Exercise data |
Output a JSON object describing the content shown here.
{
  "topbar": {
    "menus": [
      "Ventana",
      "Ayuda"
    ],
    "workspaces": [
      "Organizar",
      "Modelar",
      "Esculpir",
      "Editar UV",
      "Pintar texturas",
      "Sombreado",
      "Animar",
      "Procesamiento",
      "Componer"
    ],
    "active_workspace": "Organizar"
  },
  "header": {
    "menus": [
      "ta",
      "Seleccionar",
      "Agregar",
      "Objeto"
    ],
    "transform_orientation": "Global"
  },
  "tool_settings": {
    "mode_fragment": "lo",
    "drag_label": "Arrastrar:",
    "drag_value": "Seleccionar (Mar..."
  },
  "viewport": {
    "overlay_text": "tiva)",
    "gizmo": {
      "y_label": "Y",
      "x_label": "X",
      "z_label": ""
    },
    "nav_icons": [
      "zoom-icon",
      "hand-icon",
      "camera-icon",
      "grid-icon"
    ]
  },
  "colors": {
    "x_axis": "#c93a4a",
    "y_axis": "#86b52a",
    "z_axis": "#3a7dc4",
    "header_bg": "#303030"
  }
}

Required task | Return all the data above once more, precisely as given.

Solution |
Output a JSON object describing the content shown here.
{
  "topbar": {
    "menus": [
      "Ventana",
      "Ayuda"
    ],
    "workspaces": [
      "Organizar",
      "Modelar",
      "Esculpir",
      "Editar UV",
      "Pintar texturas",
      "Sombreado",
      "Animar",
      "Procesamiento",
      "Componer"
    ],
    "active_workspace": "Organizar"
  },
  "header": {
    "menus": [
      "ta",
      "Seleccionar",
      "Agregar",
      "Objeto"
    ],
    "transform_orientation": "Global"
  },
  "tool_settings": {
    "mode_fragment": "lo",
    "drag_label": "Arrastrar:",
    "drag_value": "Seleccionar (Mar..."
  },
  "viewport": {
    "overlay_text": "tiva)",
    "gizmo": {
      "y_label": "Y",
      "x_label": "X",
      "z_label": ""
    },
    "nav_icons": [
      "zoom-icon",
      "hand-icon",
      "camera-icon",
      "grid-icon"
    ]
  },
  "colors": {
    "x_axis": "#c93a4a",
    "y_axis": "#86b52a",
    "z_axis": "#3a7dc4",
    "header_bg": "#303030"
  }
}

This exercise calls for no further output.